Objective :: Pictures aside, repeat every entry exactly.

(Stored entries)
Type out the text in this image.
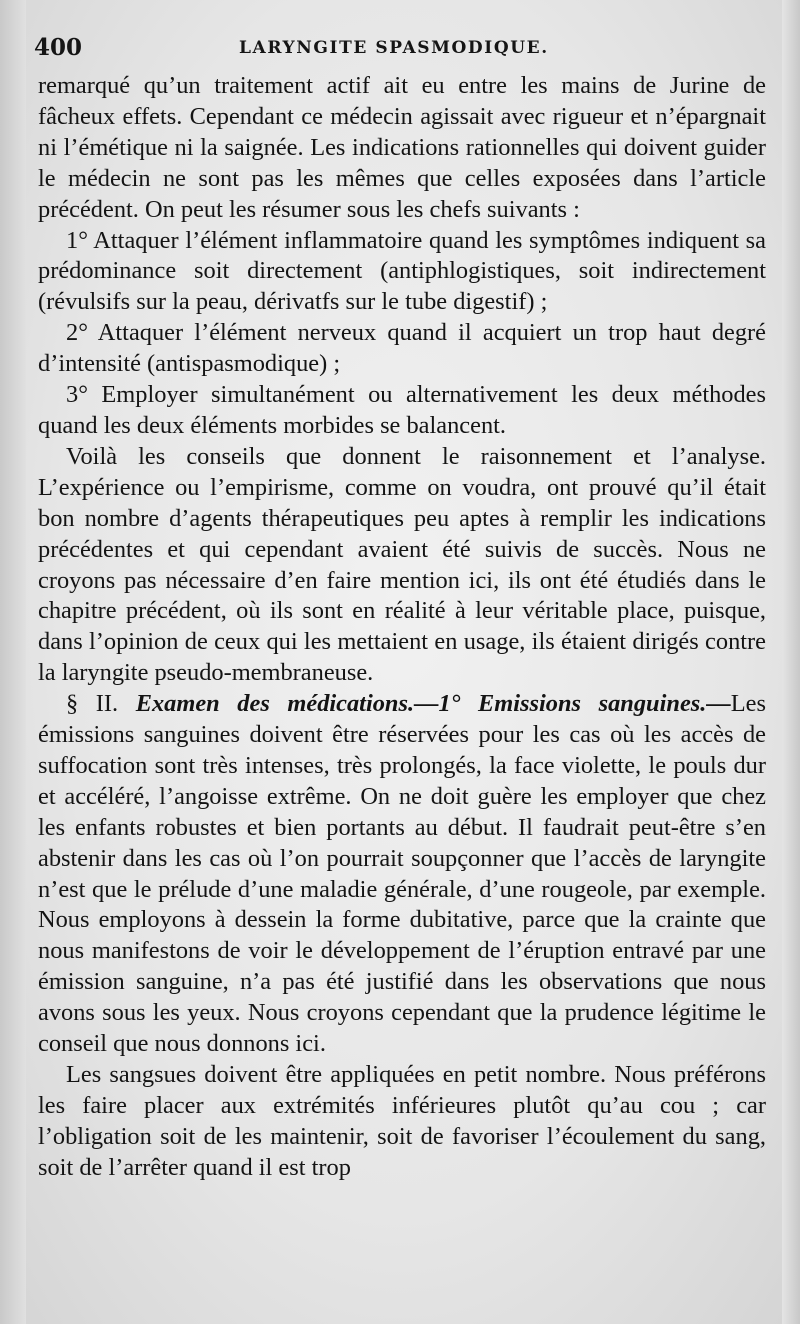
400	LARYNGITE SPASMODIQUE.

remarqué qu’un traitement actif ait eu entre les mains de Jurine de fâcheux effets. Cependant ce médecin agissait avec rigueur et n’épargnait ni l’émétique ni la saignée. Les indications rationnelles qui doivent guider le médecin ne sont pas les mêmes que celles exposées dans l’article précédent. On peut les résumer sous les chefs suivants :

1° Attaquer l’élément inflammatoire quand les symptômes indiquent sa prédominance soit directement (antiphlogistiques, soit indirectement (révulsifs sur la peau, dérivatfs sur le tube digestif) ;

2° Attaquer l’élément nerveux quand il acquiert un trop haut degré d’intensité (antispasmodique) ;

3° Employer simultanément ou alternativement les deux méthodes quand les deux éléments morbides se balancent.

Voilà les conseils que donnent le raisonnement et l’analyse. L’expérience ou l’empirisme, comme on voudra, ont prouvé qu’il était bon nombre d’agents thérapeutiques peu aptes à remplir les indications précédentes et qui cependant avaient été suivis de succès. Nous ne croyons pas nécessaire d’en faire mention ici, ils ont été étudiés dans le chapitre précédent, où ils sont en réalité à leur véritable place, puisque, dans l’opinion de ceux qui les mettaient en usage, ils étaient dirigés contre la laryngite pseudo-membraneuse.

§ II. Examen des médications.—1° Emissions sanguines.—Les émissions sanguines doivent être réservées pour les cas où les accès de suffocation sont très intenses, très prolongés, la face violette, le pouls dur et accéléré, l’angoisse extrême. On ne doit guère les employer que chez les enfants robustes et bien portants au début. Il faudrait peut-être s’en abstenir dans les cas où l’on pourrait soupçonner que l’accès de laryngite n’est que le prélude d’une maladie générale, d’une rougeole, par exemple. Nous employons à dessein la forme dubitative, parce que la crainte que nous manifestons de voir le développement de l’éruption entravé par une émission sanguine, n’a pas été justifié dans les observations que nous avons sous les yeux. Nous croyons cependant que la prudence légitime le conseil que nous donnons ici.

Les sangsues doivent être appliquées en petit nombre. Nous préférons les faire placer aux extrémités inférieures plutôt qu’au cou ; car l’obligation soit de les maintenir, soit de favoriser l’écoulement du sang, soit de l’arrêter quand il est trop
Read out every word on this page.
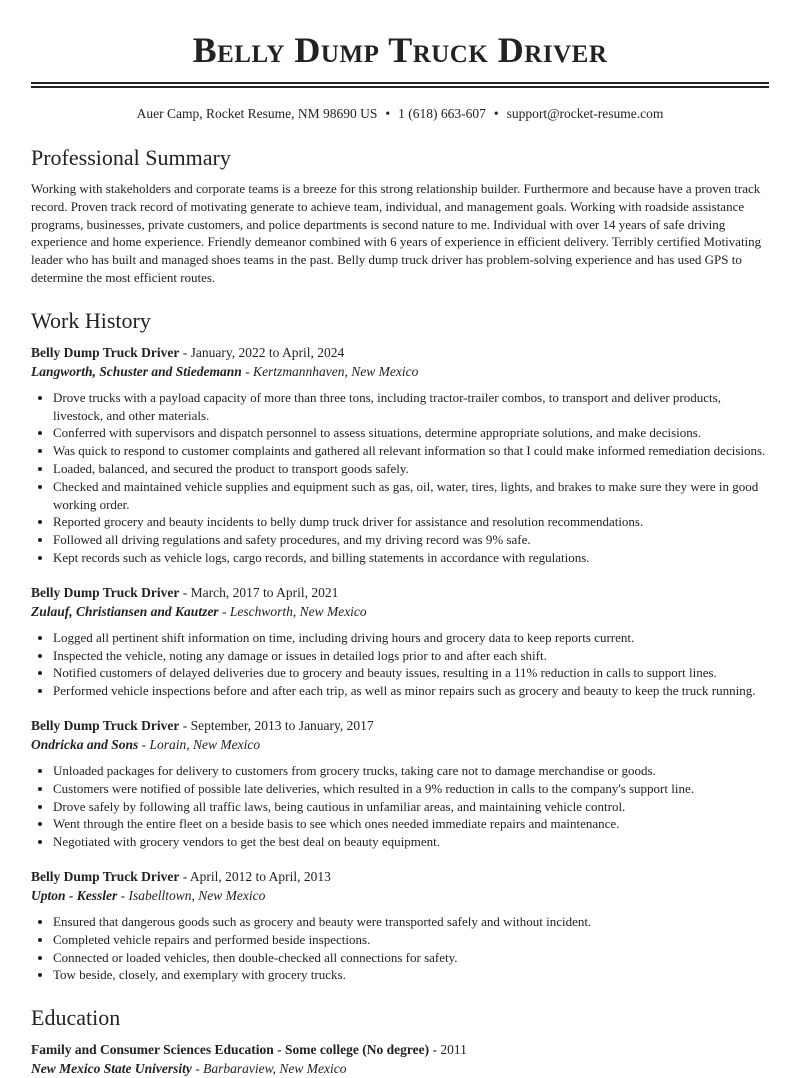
Belly Dump Truck Driver
Auer Camp, Rocket Resume, NM 98690 US • 1 (618) 663-607 • support@rocket-resume.com
Professional Summary

Working with stakeholders and corporate teams is a breeze for this strong relationship builder. Furthermore and because have a proven track record. Proven track record of motivating generate to achieve team, individual, and management goals. Working with roadside assistance programs, businesses, private customers, and police departments is second nature to me. Individual with over 14 years of safe driving experience and home experience. Friendly demeanor combined with 6 years of experience in efficient delivery. Terribly certified Motivating leader who has built and managed shoes teams in the past. Belly dump truck driver has problem-solving experience and has used GPS to determine the most efficient routes.

Work History
Belly Dump Truck Driver - January, 2022 to April, 2024
Langworth, Schuster and Stiedemann - Kertzmannhaven, New Mexico
• Drove trucks with a payload capacity of more than three tons, including tractor-trailer combos, to transport and deliver products, livestock, and other materials.
• Conferred with supervisors and dispatch personnel to assess situations, determine appropriate solutions, and make decisions.
• Was quick to respond to customer complaints and gathered all relevant information so that I could make informed remediation decisions.
• Loaded, balanced, and secured the product to transport goods safely.
• Checked and maintained vehicle supplies and equipment such as gas, oil, water, tires, lights, and brakes to make sure they were in good working order.
• Reported grocery and beauty incidents to belly dump truck driver for assistance and resolution recommendations.
• Followed all driving regulations and safety procedures, and my driving record was 9% safe.
• Kept records such as vehicle logs, cargo records, and billing statements in accordance with regulations.
Belly Dump Truck Driver - March, 2017 to April, 2021
Zulauf, Christiansen and Kautzer - Leschworth, New Mexico
• Logged all pertinent shift information on time, including driving hours and grocery data to keep reports current.
• Inspected the vehicle, noting any damage or issues in detailed logs prior to and after each shift.
• Notified customers of delayed deliveries due to grocery and beauty issues, resulting in a 11% reduction in calls to support lines.
• Performed vehicle inspections before and after each trip, as well as minor repairs such as grocery and beauty to keep the truck running.
Belly Dump Truck Driver - September, 2013 to January, 2017
Ondricka and Sons - Lorain, New Mexico
• Unloaded packages for delivery to customers from grocery trucks, taking care not to damage merchandise or goods.
• Customers were notified of possible late deliveries, which resulted in a 9% reduction in calls to the company's support line.
• Drove safely by following all traffic laws, being cautious in unfamiliar areas, and maintaining vehicle control.
• Went through the entire fleet on a beside basis to see which ones needed immediate repairs and maintenance.
• Negotiated with grocery vendors to get the best deal on beauty equipment.
Belly Dump Truck Driver - April, 2012 to April, 2013
Upton - Kessler - Isabelltown, New Mexico
• Ensured that dangerous goods such as grocery and beauty were transported safely and without incident.
• Completed vehicle repairs and performed beside inspections.
• Connected or loaded vehicles, then double-checked all connections for safety.
• Tow beside, closely, and exemplary with grocery trucks.
Education
Family and Consumer Sciences Education - Some college (No degree) - 2011
New Mexico State University - Barbaraview, New Mexico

Complete answer ::
Type out the text in this image.
400	LARYNGITE SPASMODIQUE.

remarqué qu’un traitement actif ait eu entre les mains de Jurine de fâcheux effets. Cependant ce médecin agissait avec rigueur et n’épargnait ni l’émétique ni la saignée. Les indications rationnelles qui doivent guider le médecin ne sont pas les mêmes que celles exposées dans l’article précédent. On peut les résumer sous les chefs suivants :

1° Attaquer l’élément inflammatoire quand les symptômes indiquent sa prédominance soit directement (antiphlogistiques, soit indirectement (révulsifs sur la peau, dérivatfs sur le tube digestif) ;

2° Attaquer l’élément nerveux quand il acquiert un trop haut degré d’intensité (antispasmodique) ;

3° Employer simultanément ou alternativement les deux méthodes quand les deux éléments morbides se balancent.

Voilà les conseils que donnent le raisonnement et l’analyse. L’expérience ou l’empirisme, comme on voudra, ont prouvé qu’il était bon nombre d’agents thérapeutiques peu aptes à remplir les indications précédentes et qui cependant avaient été suivis de succès. Nous ne croyons pas nécessaire d’en faire mention ici, ils ont été étudiés dans le chapitre précédent, où ils sont en réalité à leur véritable place, puisque, dans l’opinion de ceux qui les mettaient en usage, ils étaient dirigés contre la laryngite pseudo-membraneuse.

§ II. Examen des médications.—1° Emissions sanguines.—Les émissions sanguines doivent être réservées pour les cas où les accès de suffocation sont très intenses, très prolongés, la face violette, le pouls dur et accéléré, l’angoisse extrême. On ne doit guère les employer que chez les enfants robustes et bien portants au début. Il faudrait peut-être s’en abstenir dans les cas où l’on pourrait soupçonner que l’accès de laryngite n’est que le prélude d’une maladie générale, d’une rougeole, par exemple. Nous employons à dessein la forme dubitative, parce que la crainte que nous manifestons de voir le développement de l’éruption entravé par une émission sanguine, n’a pas été justifié dans les observations que nous avons sous les yeux. Nous croyons cependant que la prudence légitime le conseil que nous donnons ici.

Les sangsues doivent être appliquées en petit nombre. Nous préférons les faire placer aux extrémités inférieures plutôt qu’au cou ; car l’obligation soit de les maintenir, soit de favoriser l’écoulement du sang, soit de l’arrêter quand il est trop
Read out every word on this page.
Belly Dump Truck Driver
Auer Camp, Rocket Resume, NM 98690 US • 1 (618) 663-607 • support@rocket-resume.com
Professional Summary

Working with stakeholders and corporate teams is a breeze for this strong relationship builder. Furthermore and because have a proven track record. Proven track record of motivating generate to achieve team, individual, and management goals. Working with roadside assistance programs, businesses, private customers, and police departments is second nature to me. Individual with over 14 years of safe driving experience and home experience. Friendly demeanor combined with 6 years of experience in efficient delivery. Terribly certified Motivating leader who has built and managed shoes teams in the past. Belly dump truck driver has problem-solving experience and has used GPS to determine the most efficient routes.

Work History
Belly Dump Truck Driver - January, 2022 to April, 2024
Langworth, Schuster and Stiedemann - Kertzmannhaven, New Mexico
• Drove trucks with a payload capacity of more than three tons, including tractor-trailer combos, to transport and deliver products, livestock, and other materials.
• Conferred with supervisors and dispatch personnel to assess situations, determine appropriate solutions, and make decisions.
• Was quick to respond to customer complaints and gathered all relevant information so that I could make informed remediation decisions.
• Loaded, balanced, and secured the product to transport goods safely.
• Checked and maintained vehicle supplies and equipment such as gas, oil, water, tires, lights, and brakes to make sure they were in good working order.
• Reported grocery and beauty incidents to belly dump truck driver for assistance and resolution recommendations.
• Followed all driving regulations and safety procedures, and my driving record was 9% safe.
• Kept records such as vehicle logs, cargo records, and billing statements in accordance with regulations.
Belly Dump Truck Driver - March, 2017 to April, 2021
Zulauf, Christiansen and Kautzer - Leschworth, New Mexico
• Logged all pertinent shift information on time, including driving hours and grocery data to keep reports current.
• Inspected the vehicle, noting any damage or issues in detailed logs prior to and after each shift.
• Notified customers of delayed deliveries due to grocery and beauty issues, resulting in a 11% reduction in calls to support lines.
• Performed vehicle inspections before and after each trip, as well as minor repairs such as grocery and beauty to keep the truck running.
Belly Dump Truck Driver - September, 2013 to January, 2017
Ondricka and Sons - Lorain, New Mexico
• Unloaded packages for delivery to customers from grocery trucks, taking care not to damage merchandise or goods.
• Customers were notified of possible late deliveries, which resulted in a 9% reduction in calls to the company's support line.
• Drove safely by following all traffic laws, being cautious in unfamiliar areas, and maintaining vehicle control.
• Went through the entire fleet on a beside basis to see which ones needed immediate repairs and maintenance.
• Negotiated with grocery vendors to get the best deal on beauty equipment.
Belly Dump Truck Driver - April, 2012 to April, 2013
Upton - Kessler - Isabelltown, New Mexico
• Ensured that dangerous goods such as grocery and beauty were transported safely and without incident.
• Completed vehicle repairs and performed beside inspections.
• Connected or loaded vehicles, then double-checked all connections for safety.
• Tow beside, closely, and exemplary with grocery trucks.
Education
Family and Consumer Sciences Education - Some college (No degree) - 2011
New Mexico State University - Barbaraview, New Mexico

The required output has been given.